> _Listing_
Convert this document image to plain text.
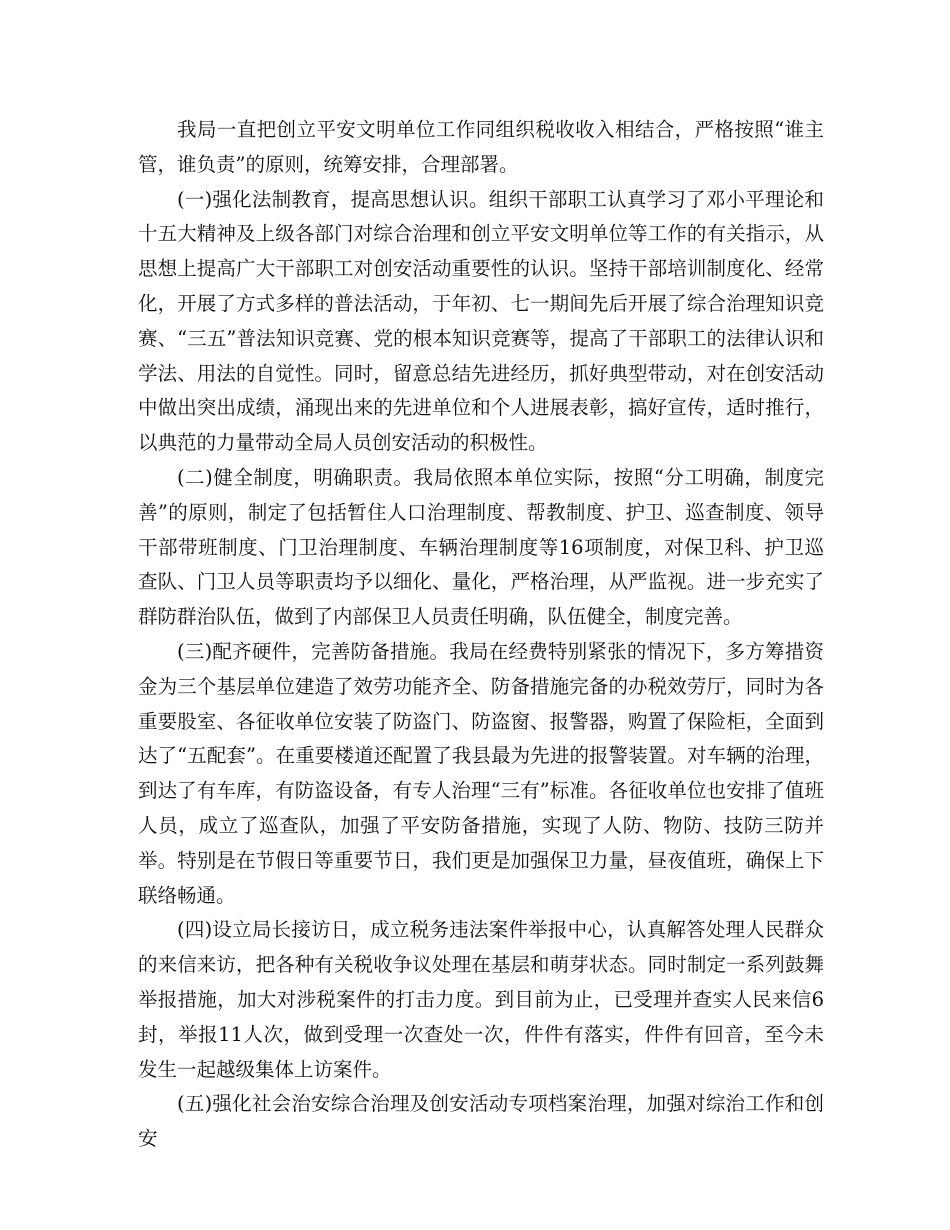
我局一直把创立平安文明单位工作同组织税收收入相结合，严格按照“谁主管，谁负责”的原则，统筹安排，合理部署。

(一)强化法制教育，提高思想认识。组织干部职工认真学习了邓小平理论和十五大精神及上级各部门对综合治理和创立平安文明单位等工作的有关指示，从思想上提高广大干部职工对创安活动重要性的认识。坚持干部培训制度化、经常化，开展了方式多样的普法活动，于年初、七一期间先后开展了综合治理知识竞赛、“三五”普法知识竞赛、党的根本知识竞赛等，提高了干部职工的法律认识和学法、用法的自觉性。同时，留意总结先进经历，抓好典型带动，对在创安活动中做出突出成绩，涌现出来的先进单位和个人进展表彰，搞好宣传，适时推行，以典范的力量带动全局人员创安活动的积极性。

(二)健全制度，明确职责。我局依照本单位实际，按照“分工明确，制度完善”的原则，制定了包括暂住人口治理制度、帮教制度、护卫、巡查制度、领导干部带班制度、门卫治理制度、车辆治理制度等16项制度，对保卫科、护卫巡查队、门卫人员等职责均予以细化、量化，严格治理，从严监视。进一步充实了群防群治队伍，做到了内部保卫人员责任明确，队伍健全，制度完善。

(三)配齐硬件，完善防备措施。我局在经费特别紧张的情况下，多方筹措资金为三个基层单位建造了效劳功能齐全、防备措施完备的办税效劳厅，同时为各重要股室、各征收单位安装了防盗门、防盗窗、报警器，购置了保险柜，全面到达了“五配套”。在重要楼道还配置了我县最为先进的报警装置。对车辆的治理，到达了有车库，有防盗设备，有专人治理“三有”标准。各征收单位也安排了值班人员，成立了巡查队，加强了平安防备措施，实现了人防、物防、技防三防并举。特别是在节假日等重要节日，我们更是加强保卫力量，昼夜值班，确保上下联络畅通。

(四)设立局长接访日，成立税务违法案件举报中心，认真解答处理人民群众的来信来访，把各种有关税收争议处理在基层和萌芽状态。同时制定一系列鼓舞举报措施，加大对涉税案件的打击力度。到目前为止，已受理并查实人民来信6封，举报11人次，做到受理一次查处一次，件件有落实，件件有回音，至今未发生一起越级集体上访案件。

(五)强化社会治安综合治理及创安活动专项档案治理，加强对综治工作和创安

> _Problem requirements_
In your copy, repeat each record exactly and include no pictures.

> _Task output_
Convert this document image to plain text.
我局一直把创立平安文明单位工作同组织税收收入相结合，严格按照“谁主管，谁负责”的原则，统筹安排，合理部署。

(一)强化法制教育，提高思想认识。组织干部职工认真学习了邓小平理论和十五大精神及上级各部门对综合治理和创立平安文明单位等工作的有关指示，从思想上提高广大干部职工对创安活动重要性的认识。坚持干部培训制度化、经常化，开展了方式多样的普法活动，于年初、七一期间先后开展了综合治理知识竞赛、“三五”普法知识竞赛、党的根本知识竞赛等，提高了干部职工的法律认识和学法、用法的自觉性。同时，留意总结先进经历，抓好典型带动，对在创安活动中做出突出成绩，涌现出来的先进单位和个人进展表彰，搞好宣传，适时推行，以典范的力量带动全局人员创安活动的积极性。

(二)健全制度，明确职责。我局依照本单位实际，按照“分工明确，制度完善”的原则，制定了包括暂住人口治理制度、帮教制度、护卫、巡查制度、领导干部带班制度、门卫治理制度、车辆治理制度等16项制度，对保卫科、护卫巡查队、门卫人员等职责均予以细化、量化，严格治理，从严监视。进一步充实了群防群治队伍，做到了内部保卫人员责任明确，队伍健全，制度完善。

(三)配齐硬件，完善防备措施。我局在经费特别紧张的情况下，多方筹措资金为三个基层单位建造了效劳功能齐全、防备措施完备的办税效劳厅，同时为各重要股室、各征收单位安装了防盗门、防盗窗、报警器，购置了保险柜，全面到达了“五配套”。在重要楼道还配置了我县最为先进的报警装置。对车辆的治理，到达了有车库，有防盗设备，有专人治理“三有”标准。各征收单位也安排了值班人员，成立了巡查队，加强了平安防备措施，实现了人防、物防、技防三防并举。特别是在节假日等重要节日，我们更是加强保卫力量，昼夜值班，确保上下联络畅通。

(四)设立局长接访日，成立税务违法案件举报中心，认真解答处理人民群众的来信来访，把各种有关税收争议处理在基层和萌芽状态。同时制定一系列鼓舞举报措施，加大对涉税案件的打击力度。到目前为止，已受理并查实人民来信6封，举报11人次，做到受理一次查处一次，件件有落实，件件有回音，至今未发生一起越级集体上访案件。

(五)强化社会治安综合治理及创安活动专项档案治理，加强对综治工作和创安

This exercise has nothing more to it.